### [WHAT THE EXERCISE ASKS]
Print the whole listing exactly.

[Figure dataset records]
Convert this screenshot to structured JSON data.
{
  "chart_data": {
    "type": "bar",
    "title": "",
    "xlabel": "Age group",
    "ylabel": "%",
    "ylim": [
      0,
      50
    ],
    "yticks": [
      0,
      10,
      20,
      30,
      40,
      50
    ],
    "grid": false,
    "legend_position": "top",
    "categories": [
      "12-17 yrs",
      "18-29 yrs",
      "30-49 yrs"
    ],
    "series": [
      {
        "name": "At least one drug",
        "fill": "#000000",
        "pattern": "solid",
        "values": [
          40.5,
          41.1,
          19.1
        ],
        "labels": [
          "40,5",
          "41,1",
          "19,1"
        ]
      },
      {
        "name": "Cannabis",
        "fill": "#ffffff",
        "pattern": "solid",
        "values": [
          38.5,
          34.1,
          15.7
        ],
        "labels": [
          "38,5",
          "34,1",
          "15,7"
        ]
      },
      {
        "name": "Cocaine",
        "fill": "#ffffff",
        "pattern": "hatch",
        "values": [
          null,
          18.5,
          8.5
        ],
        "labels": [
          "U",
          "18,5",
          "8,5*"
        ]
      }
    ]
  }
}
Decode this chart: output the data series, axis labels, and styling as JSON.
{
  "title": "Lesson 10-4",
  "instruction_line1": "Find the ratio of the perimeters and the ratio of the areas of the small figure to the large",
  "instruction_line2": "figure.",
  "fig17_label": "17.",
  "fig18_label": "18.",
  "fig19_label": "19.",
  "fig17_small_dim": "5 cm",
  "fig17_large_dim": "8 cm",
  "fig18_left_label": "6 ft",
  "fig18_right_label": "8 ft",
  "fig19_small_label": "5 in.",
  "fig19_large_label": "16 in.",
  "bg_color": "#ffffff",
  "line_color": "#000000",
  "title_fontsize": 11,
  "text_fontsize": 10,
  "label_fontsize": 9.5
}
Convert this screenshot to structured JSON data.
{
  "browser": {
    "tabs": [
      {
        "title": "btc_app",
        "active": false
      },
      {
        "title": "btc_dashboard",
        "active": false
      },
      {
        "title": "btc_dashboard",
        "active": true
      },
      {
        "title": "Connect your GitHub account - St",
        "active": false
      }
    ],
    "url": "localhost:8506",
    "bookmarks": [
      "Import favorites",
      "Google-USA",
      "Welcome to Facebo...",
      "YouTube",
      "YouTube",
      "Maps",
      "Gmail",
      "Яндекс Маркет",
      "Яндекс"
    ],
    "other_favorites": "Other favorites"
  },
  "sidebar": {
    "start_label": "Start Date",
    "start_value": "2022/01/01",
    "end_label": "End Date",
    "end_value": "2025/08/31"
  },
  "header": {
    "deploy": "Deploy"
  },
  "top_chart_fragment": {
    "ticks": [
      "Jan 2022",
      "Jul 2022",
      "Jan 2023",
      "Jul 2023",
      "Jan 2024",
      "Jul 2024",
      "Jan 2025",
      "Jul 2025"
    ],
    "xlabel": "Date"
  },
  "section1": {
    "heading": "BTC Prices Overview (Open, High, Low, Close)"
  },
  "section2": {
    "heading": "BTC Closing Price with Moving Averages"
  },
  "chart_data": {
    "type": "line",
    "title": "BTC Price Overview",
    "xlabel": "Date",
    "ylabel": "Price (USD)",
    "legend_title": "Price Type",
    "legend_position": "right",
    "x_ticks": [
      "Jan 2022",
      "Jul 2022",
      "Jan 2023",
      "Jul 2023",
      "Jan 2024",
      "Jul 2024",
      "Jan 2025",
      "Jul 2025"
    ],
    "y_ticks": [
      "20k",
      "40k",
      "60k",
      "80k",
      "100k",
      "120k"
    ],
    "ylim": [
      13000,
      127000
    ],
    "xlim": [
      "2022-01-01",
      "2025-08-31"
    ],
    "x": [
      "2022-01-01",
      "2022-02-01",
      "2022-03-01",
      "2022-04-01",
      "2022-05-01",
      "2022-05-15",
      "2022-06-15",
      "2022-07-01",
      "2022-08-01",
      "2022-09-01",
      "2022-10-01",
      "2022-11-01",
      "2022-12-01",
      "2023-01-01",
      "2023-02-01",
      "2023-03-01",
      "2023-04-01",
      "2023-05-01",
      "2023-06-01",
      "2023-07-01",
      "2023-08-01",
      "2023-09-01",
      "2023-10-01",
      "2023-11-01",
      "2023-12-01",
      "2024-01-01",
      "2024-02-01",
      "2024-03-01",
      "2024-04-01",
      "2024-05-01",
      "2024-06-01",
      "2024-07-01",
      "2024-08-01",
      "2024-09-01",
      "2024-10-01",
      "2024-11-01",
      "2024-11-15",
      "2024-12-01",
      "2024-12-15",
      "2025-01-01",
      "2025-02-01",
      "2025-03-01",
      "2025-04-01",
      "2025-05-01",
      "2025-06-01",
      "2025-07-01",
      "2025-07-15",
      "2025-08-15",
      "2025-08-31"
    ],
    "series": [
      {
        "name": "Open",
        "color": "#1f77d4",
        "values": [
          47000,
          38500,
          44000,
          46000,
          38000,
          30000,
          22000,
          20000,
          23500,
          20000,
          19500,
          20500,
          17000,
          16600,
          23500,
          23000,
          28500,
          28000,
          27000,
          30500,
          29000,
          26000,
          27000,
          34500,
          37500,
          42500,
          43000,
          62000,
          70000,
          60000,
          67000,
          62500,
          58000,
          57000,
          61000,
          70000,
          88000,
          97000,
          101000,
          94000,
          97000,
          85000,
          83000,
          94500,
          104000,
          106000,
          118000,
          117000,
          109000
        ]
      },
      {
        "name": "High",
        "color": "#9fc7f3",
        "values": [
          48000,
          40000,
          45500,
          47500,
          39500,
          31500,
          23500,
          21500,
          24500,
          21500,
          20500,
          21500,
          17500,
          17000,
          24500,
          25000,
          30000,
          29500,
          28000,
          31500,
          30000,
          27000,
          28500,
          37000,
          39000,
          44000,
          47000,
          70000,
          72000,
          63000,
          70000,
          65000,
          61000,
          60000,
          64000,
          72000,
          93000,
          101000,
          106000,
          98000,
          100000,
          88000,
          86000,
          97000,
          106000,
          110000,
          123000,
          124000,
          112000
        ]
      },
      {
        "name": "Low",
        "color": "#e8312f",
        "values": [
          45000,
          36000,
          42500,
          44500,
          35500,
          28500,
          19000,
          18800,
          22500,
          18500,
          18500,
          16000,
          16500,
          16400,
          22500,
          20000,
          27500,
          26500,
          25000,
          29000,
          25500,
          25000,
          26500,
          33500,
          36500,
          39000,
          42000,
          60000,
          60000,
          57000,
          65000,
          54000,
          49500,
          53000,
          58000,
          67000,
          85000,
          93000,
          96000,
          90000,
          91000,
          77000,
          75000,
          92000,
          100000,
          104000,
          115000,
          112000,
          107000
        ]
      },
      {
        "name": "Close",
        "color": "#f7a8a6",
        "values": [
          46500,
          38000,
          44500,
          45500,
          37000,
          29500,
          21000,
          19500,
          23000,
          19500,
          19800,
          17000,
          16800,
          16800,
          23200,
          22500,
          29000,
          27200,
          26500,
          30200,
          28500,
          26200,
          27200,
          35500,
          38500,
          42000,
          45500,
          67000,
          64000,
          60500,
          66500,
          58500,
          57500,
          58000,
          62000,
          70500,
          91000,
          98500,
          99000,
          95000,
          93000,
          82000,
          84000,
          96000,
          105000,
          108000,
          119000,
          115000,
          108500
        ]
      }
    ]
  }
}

### [SOLVED EXERCISE]
Convert this screenshot to structured JSON data.
{
  "chart_data": {
    "type": "bar",
    "title": "",
    "xlabel": "Age group",
    "ylabel": "%",
    "ylim": [
      0,
      50
    ],
    "yticks": [
      0,
      10,
      20,
      30,
      40,
      50
    ],
    "grid": false,
    "legend_position": "top",
    "categories": [
      "12-17 yrs",
      "18-29 yrs",
      "30-49 yrs"
    ],
    "series": [
      {
        "name": "At least one drug",
        "fill": "#000000",
        "pattern": "solid",
        "values": [
          40.5,
          41.1,
          19.1
        ],
        "labels": [
          "40,5",
          "41,1",
          "19,1"
        ]
      },
      {
        "name": "Cannabis",
        "fill": "#ffffff",
        "pattern": "solid",
        "values": [
          38.5,
          34.1,
          15.7
        ],
        "labels": [
          "38,5",
          "34,1",
          "15,7"
        ]
      },
      {
        "name": "Cocaine",
        "fill": "#ffffff",
        "pattern": "hatch",
        "values": [
          null,
          18.5,
          8.5
        ],
        "labels": [
          "U",
          "18,5",
          "8,5*"
        ]
      }
    ]
  }
}
Decode this chart: output the data series, axis labels, and styling as JSON.
{
  "title": "Lesson 10-4",
  "instruction_line1": "Find the ratio of the perimeters and the ratio of the areas of the small figure to the large",
  "instruction_line2": "figure.",
  "fig17_label": "17.",
  "fig18_label": "18.",
  "fig19_label": "19.",
  "fig17_small_dim": "5 cm",
  "fig17_large_dim": "8 cm",
  "fig18_left_label": "6 ft",
  "fig18_right_label": "8 ft",
  "fig19_small_label": "5 in.",
  "fig19_large_label": "16 in.",
  "bg_color": "#ffffff",
  "line_color": "#000000",
  "title_fontsize": 11,
  "text_fontsize": 10,
  "label_fontsize": 9.5
}
Convert this screenshot to structured JSON data.
{
  "browser": {
    "tabs": [
      {
        "title": "btc_app",
        "active": false
      },
      {
        "title": "btc_dashboard",
        "active": false
      },
      {
        "title": "btc_dashboard",
        "active": true
      },
      {
        "title": "Connect your GitHub account - St",
        "active": false
      }
    ],
    "url": "localhost:8506",
    "bookmarks": [
      "Import favorites",
      "Google-USA",
      "Welcome to Facebo...",
      "YouTube",
      "YouTube",
      "Maps",
      "Gmail",
      "Яндекс Маркет",
      "Яндекс"
    ],
    "other_favorites": "Other favorites"
  },
  "sidebar": {
    "start_label": "Start Date",
    "start_value": "2022/01/01",
    "end_label": "End Date",
    "end_value": "2025/08/31"
  },
  "header": {
    "deploy": "Deploy"
  },
  "top_chart_fragment": {
    "ticks": [
      "Jan 2022",
      "Jul 2022",
      "Jan 2023",
      "Jul 2023",
      "Jan 2024",
      "Jul 2024",
      "Jan 2025",
      "Jul 2025"
    ],
    "xlabel": "Date"
  },
  "section1": {
    "heading": "BTC Prices Overview (Open, High, Low, Close)"
  },
  "section2": {
    "heading": "BTC Closing Price with Moving Averages"
  },
  "chart_data": {
    "type": "line",
    "title": "BTC Price Overview",
    "xlabel": "Date",
    "ylabel": "Price (USD)",
    "legend_title": "Price Type",
    "legend_position": "right",
    "x_ticks": [
      "Jan 2022",
      "Jul 2022",
      "Jan 2023",
      "Jul 2023",
      "Jan 2024",
      "Jul 2024",
      "Jan 2025",
      "Jul 2025"
    ],
    "y_ticks": [
      "20k",
      "40k",
      "60k",
      "80k",
      "100k",
      "120k"
    ],
    "ylim": [
      13000,
      127000
    ],
    "xlim": [
      "2022-01-01",
      "2025-08-31"
    ],
    "x": [
      "2022-01-01",
      "2022-02-01",
      "2022-03-01",
      "2022-04-01",
      "2022-05-01",
      "2022-05-15",
      "2022-06-15",
      "2022-07-01",
      "2022-08-01",
      "2022-09-01",
      "2022-10-01",
      "2022-11-01",
      "2022-12-01",
      "2023-01-01",
      "2023-02-01",
      "2023-03-01",
      "2023-04-01",
      "2023-05-01",
      "2023-06-01",
      "2023-07-01",
      "2023-08-01",
      "2023-09-01",
      "2023-10-01",
      "2023-11-01",
      "2023-12-01",
      "2024-01-01",
      "2024-02-01",
      "2024-03-01",
      "2024-04-01",
      "2024-05-01",
      "2024-06-01",
      "2024-07-01",
      "2024-08-01",
      "2024-09-01",
      "2024-10-01",
      "2024-11-01",
      "2024-11-15",
      "2024-12-01",
      "2024-12-15",
      "2025-01-01",
      "2025-02-01",
      "2025-03-01",
      "2025-04-01",
      "2025-05-01",
      "2025-06-01",
      "2025-07-01",
      "2025-07-15",
      "2025-08-15",
      "2025-08-31"
    ],
    "series": [
      {
        "name": "Open",
        "color": "#1f77d4",
        "values": [
          47000,
          38500,
          44000,
          46000,
          38000,
          30000,
          22000,
          20000,
          23500,
          20000,
          19500,
          20500,
          17000,
          16600,
          23500,
          23000,
          28500,
          28000,
          27000,
          30500,
          29000,
          26000,
          27000,
          34500,
          37500,
          42500,
          43000,
          62000,
          70000,
          60000,
          67000,
          62500,
          58000,
          57000,
          61000,
          70000,
          88000,
          97000,
          101000,
          94000,
          97000,
          85000,
          83000,
          94500,
          104000,
          106000,
          118000,
          117000,
          109000
        ]
      },
      {
        "name": "High",
        "color": "#9fc7f3",
        "values": [
          48000,
          40000,
          45500,
          47500,
          39500,
          31500,
          23500,
          21500,
          24500,
          21500,
          20500,
          21500,
          17500,
          17000,
          24500,
          25000,
          30000,
          29500,
          28000,
          31500,
          30000,
          27000,
          28500,
          37000,
          39000,
          44000,
          47000,
          70000,
          72000,
          63000,
          70000,
          65000,
          61000,
          60000,
          64000,
          72000,
          93000,
          101000,
          106000,
          98000,
          100000,
          88000,
          86000,
          97000,
          106000,
          110000,
          123000,
          124000,
          112000
        ]
      },
      {
        "name": "Low",
        "color": "#e8312f",
        "values": [
          45000,
          36000,
          42500,
          44500,
          35500,
          28500,
          19000,
          18800,
          22500,
          18500,
          18500,
          16000,
          16500,
          16400,
          22500,
          20000,
          27500,
          26500,
          25000,
          29000,
          25500,
          25000,
          26500,
          33500,
          36500,
          39000,
          42000,
          60000,
          60000,
          57000,
          65000,
          54000,
          49500,
          53000,
          58000,
          67000,
          85000,
          93000,
          96000,
          90000,
          91000,
          77000,
          75000,
          92000,
          100000,
          104000,
          115000,
          112000,
          107000
        ]
      },
      {
        "name": "Close",
        "color": "#f7a8a6",
        "values": [
          46500,
          38000,
          44500,
          45500,
          37000,
          29500,
          21000,
          19500,
          23000,
          19500,
          19800,
          17000,
          16800,
          16800,
          23200,
          22500,
          29000,
          27200,
          26500,
          30200,
          28500,
          26200,
          27200,
          35500,
          38500,
          42000,
          45500,
          67000,
          64000,
          60500,
          66500,
          58500,
          57500,
          58000,
          62000,
          70500,
          91000,
          98500,
          99000,
          95000,
          93000,
          82000,
          84000,
          96000,
          105000,
          108000,
          119000,
          115000,
          108500
        ]
      }
    ]
  }
}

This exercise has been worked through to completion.